— START OF Document section —

I got a bunch of pics on facebook yall can look at

http://www.facebook.com/home.php?#!/jacob.hemstock


----------



## Ignition kid (Oct 7, 2008)

PA3-DArcher4 said:


> my personal best 40 yard group ever.


ya that's a very good group there man! btw, what's with that one arrow that's in the target different than the others?


----------



## PA3-DArcher4 (Nov 5, 2008)

Ignition kid said:


> ya that's a very good group there man! btw, what's with that one arrow that's in the target different than the others?


im assuming maybe bad arrow flight, slight bow torque, etc.


----------



## Ignition kid (Oct 7, 2008)

PA3-DArcher4 said:


> im assuming maybe bad arrow flight, slight bow torque, etc.


Ya the last time that happend to me I had to refletch my arrows because if you looked at them they were all bent up and one would go in different than the other, the other day I was shooting my bow and I had one go through the soft spot in our target at 40 yards and for some od reason I can't quit find my arrow, I guess it dug into the dirt a little after going through the target but it aggrivates me that I can't find it even though it was a great shot.


----------



## bigbulls10 (Jul 25, 2010)

just shot a decent 3 arrow group at 20 yards


----------



## HoYtShOoTeR76 (Apr 10, 2009)

i shot these with my hunting set up yesterday. tighter group is 60 and other is 80


----------



## N7709K (Dec 17, 2008)

Here are a couple pics, the tighter one is from 40yds the looser one is from 50yds

shot these with my AM35 setup with a viper scope with no lens and a 10" doinker


----------



## HoYtShOoTeR76 (Apr 10, 2009)

good shootin N7709K


----------



## N7709K (Dec 17, 2008)

here's one from 60yds the other day with the maxxis


----------

— END OF Document section —

Exercise tasks.
A. In the archery forum thread, what setup did N7709K use to shoot the 40-yard and 50-yard groups?
B. Summarize the archery forum thread in two sentences.
Rely only on the archery forum thread for your answers.

— START OF Dataset extract —

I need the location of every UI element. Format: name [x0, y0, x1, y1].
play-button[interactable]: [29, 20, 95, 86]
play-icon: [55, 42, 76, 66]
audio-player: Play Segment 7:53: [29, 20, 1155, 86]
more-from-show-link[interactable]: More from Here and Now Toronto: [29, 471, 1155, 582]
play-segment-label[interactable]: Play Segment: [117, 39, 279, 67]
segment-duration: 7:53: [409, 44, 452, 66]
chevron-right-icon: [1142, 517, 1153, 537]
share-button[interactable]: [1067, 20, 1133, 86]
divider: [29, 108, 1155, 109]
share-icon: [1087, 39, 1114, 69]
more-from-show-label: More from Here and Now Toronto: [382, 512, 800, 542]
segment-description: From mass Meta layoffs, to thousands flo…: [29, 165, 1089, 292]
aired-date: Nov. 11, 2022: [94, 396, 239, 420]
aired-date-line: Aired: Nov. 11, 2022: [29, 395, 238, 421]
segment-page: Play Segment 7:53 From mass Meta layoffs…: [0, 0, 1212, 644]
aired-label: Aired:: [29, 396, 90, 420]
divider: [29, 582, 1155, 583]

— END OF Dataset extract —
— START OF Dataset extract —

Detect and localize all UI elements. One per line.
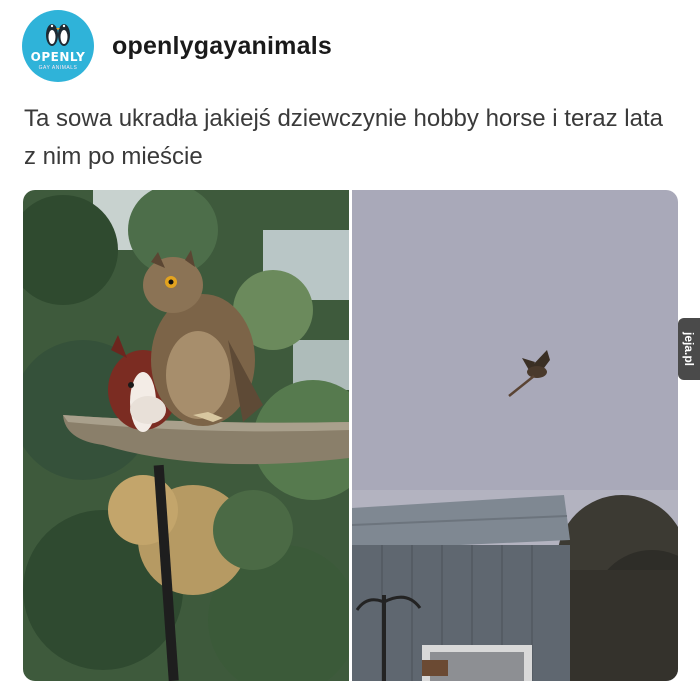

— END OF Dataset extract —

Solutions to the exercise.
A. An AM35 setup with a Viper scope with no lens and a 10" doinker.

B. Forum members post shooting groups at distances from 20 to 80 yards, including a personal-best 40-yard group and groups at 60 and 80 yards shot with a hunting setup. When one poster asks about an arrow that went into the target differently from the others, the shooter guesses bad arrow flight or slight bow torque.